===== SUPPLIED MATERIAL =====

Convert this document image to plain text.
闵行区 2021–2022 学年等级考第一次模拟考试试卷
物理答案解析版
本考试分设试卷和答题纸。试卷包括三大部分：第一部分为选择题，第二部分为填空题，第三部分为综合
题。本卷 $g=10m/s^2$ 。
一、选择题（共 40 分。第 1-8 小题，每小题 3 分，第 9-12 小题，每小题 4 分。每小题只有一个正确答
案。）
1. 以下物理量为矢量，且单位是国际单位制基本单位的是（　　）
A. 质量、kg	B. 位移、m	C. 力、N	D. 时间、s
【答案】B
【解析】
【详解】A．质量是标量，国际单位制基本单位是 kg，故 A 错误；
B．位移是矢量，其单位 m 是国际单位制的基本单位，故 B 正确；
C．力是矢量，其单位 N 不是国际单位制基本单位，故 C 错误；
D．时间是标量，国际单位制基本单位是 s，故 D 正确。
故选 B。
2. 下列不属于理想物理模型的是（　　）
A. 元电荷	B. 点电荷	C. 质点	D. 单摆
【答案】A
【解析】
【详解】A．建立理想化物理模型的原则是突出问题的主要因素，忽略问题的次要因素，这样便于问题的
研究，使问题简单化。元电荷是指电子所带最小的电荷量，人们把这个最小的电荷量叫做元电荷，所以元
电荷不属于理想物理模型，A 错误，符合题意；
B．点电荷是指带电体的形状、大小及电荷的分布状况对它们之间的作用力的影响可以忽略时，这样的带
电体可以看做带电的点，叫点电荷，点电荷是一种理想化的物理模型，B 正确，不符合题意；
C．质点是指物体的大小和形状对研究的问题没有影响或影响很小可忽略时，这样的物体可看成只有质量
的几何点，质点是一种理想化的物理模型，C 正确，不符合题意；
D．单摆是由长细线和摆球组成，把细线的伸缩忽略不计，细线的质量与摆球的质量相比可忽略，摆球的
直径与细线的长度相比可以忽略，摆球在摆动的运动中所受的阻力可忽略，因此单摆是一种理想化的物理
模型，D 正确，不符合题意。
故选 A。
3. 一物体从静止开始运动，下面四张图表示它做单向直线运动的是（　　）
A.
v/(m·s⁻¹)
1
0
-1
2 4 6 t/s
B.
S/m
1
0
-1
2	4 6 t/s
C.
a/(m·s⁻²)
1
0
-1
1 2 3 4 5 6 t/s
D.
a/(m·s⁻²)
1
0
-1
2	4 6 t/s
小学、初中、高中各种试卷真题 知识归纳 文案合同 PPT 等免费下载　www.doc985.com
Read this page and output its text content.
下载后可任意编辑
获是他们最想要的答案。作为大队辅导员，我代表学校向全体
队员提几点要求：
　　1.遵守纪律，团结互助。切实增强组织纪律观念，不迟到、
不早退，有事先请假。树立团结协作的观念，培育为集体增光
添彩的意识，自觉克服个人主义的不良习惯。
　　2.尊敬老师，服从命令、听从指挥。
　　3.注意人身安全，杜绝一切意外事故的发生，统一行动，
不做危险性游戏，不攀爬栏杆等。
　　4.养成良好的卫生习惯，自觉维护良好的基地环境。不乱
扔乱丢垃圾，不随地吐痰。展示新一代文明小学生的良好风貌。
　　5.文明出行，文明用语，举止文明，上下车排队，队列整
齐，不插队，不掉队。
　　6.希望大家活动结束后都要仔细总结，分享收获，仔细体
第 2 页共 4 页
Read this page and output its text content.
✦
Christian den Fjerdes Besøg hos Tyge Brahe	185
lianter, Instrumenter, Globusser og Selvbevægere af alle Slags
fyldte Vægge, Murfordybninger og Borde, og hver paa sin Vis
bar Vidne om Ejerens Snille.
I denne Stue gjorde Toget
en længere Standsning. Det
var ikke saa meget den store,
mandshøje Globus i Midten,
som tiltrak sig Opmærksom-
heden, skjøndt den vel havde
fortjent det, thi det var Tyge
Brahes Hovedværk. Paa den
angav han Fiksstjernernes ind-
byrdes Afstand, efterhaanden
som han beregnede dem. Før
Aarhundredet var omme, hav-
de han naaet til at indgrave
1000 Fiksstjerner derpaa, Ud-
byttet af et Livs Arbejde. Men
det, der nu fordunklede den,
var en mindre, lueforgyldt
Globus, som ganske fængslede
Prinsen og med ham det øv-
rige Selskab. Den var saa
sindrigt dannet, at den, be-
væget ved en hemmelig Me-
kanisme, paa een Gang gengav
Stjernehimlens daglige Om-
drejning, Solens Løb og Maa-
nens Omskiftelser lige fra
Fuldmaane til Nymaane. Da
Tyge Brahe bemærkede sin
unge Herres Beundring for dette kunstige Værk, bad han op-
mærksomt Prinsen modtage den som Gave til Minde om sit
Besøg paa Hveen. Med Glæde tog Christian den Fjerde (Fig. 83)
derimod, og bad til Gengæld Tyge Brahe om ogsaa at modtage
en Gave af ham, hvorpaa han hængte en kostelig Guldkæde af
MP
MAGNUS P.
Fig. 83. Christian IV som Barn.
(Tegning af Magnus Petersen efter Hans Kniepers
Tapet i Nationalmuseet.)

=====

> _INSTRUCTION_
Write out every line of the records exactly.

> _FINAL ANSWER_
Convert this document image to plain text.
闵行区 2021–2022 学年等级考第一次模拟考试试卷
物理答案解析版
本考试分设试卷和答题纸。试卷包括三大部分：第一部分为选择题，第二部分为填空题，第三部分为综合
题。本卷 $g=10m/s^2$ 。
一、选择题（共 40 分。第 1-8 小题，每小题 3 分，第 9-12 小题，每小题 4 分。每小题只有一个正确答
案。）
1. 以下物理量为矢量，且单位是国际单位制基本单位的是（　　）
A. 质量、kg	B. 位移、m	C. 力、N	D. 时间、s
【答案】B
【解析】
【详解】A．质量是标量，国际单位制基本单位是 kg，故 A 错误；
B．位移是矢量，其单位 m 是国际单位制的基本单位，故 B 正确；
C．力是矢量，其单位 N 不是国际单位制基本单位，故 C 错误；
D．时间是标量，国际单位制基本单位是 s，故 D 正确。
故选 B。
2. 下列不属于理想物理模型的是（　　）
A. 元电荷	B. 点电荷	C. 质点	D. 单摆
【答案】A
【解析】
【详解】A．建立理想化物理模型的原则是突出问题的主要因素，忽略问题的次要因素，这样便于问题的
研究，使问题简单化。元电荷是指电子所带最小的电荷量，人们把这个最小的电荷量叫做元电荷，所以元
电荷不属于理想物理模型，A 错误，符合题意；
B．点电荷是指带电体的形状、大小及电荷的分布状况对它们之间的作用力的影响可以忽略时，这样的带
电体可以看做带电的点，叫点电荷，点电荷是一种理想化的物理模型，B 正确，不符合题意；
C．质点是指物体的大小和形状对研究的问题没有影响或影响很小可忽略时，这样的物体可看成只有质量
的几何点，质点是一种理想化的物理模型，C 正确，不符合题意；
D．单摆是由长细线和摆球组成，把细线的伸缩忽略不计，细线的质量与摆球的质量相比可忽略，摆球的
直径与细线的长度相比可以忽略，摆球在摆动的运动中所受的阻力可忽略，因此单摆是一种理想化的物理
模型，D 正确，不符合题意。
故选 A。
3. 一物体从静止开始运动，下面四张图表示它做单向直线运动的是（　　）
A.
v/(m·s⁻¹)
1
0
-1
2 4 6 t/s
B.
S/m
1
0
-1
2	4 6 t/s
C.
a/(m·s⁻²)
1
0
-1
1 2 3 4 5 6 t/s
D.
a/(m·s⁻²)
1
0
-1
2	4 6 t/s
小学、初中、高中各种试卷真题 知识归纳 文案合同 PPT 等免费下载　www.doc985.com
Read this page and output its text content.
下载后可任意编辑
获是他们最想要的答案。作为大队辅导员，我代表学校向全体
队员提几点要求：
　　1.遵守纪律，团结互助。切实增强组织纪律观念，不迟到、
不早退，有事先请假。树立团结协作的观念，培育为集体增光
添彩的意识，自觉克服个人主义的不良习惯。
　　2.尊敬老师，服从命令、听从指挥。
　　3.注意人身安全，杜绝一切意外事故的发生，统一行动，
不做危险性游戏，不攀爬栏杆等。
　　4.养成良好的卫生习惯，自觉维护良好的基地环境。不乱
扔乱丢垃圾，不随地吐痰。展示新一代文明小学生的良好风貌。
　　5.文明出行，文明用语，举止文明，上下车排队，队列整
齐，不插队，不掉队。
　　6.希望大家活动结束后都要仔细总结，分享收获，仔细体
第 2 页共 4 页
Read this page and output its text content.
✦
Christian den Fjerdes Besøg hos Tyge Brahe	185
lianter, Instrumenter, Globusser og Selvbevægere af alle Slags
fyldte Vægge, Murfordybninger og Borde, og hver paa sin Vis
bar Vidne om Ejerens Snille.
I denne Stue gjorde Toget
en længere Standsning. Det
var ikke saa meget den store,
mandshøje Globus i Midten,
som tiltrak sig Opmærksom-
heden, skjøndt den vel havde
fortjent det, thi det var Tyge
Brahes Hovedværk. Paa den
angav han Fiksstjernernes ind-
byrdes Afstand, efterhaanden
som han beregnede dem. Før
Aarhundredet var omme, hav-
de han naaet til at indgrave
1000 Fiksstjerner derpaa, Ud-
byttet af et Livs Arbejde. Men
det, der nu fordunklede den,
var en mindre, lueforgyldt
Globus, som ganske fængslede
Prinsen og med ham det øv-
rige Selskab. Den var saa
sindrigt dannet, at den, be-
væget ved en hemmelig Me-
kanisme, paa een Gang gengav
Stjernehimlens daglige Om-
drejning, Solens Løb og Maa-
nens Omskiftelser lige fra
Fuldmaane til Nymaane. Da
Tyge Brahe bemærkede sin
unge Herres Beundring for dette kunstige Værk, bad han op-
mærksomt Prinsen modtage den som Gave til Minde om sit
Besøg paa Hveen. Med Glæde tog Christian den Fjerde (Fig. 83)
derimod, og bad til Gengæld Tyge Brahe om ogsaa at modtage
en Gave af ham, hvorpaa han hængte en kostelig Guldkæde af
MP
MAGNUS P.
Fig. 83. Christian IV som Barn.
(Tegning af Magnus Petersen efter Hans Kniepers
Tapet i Nationalmuseet.)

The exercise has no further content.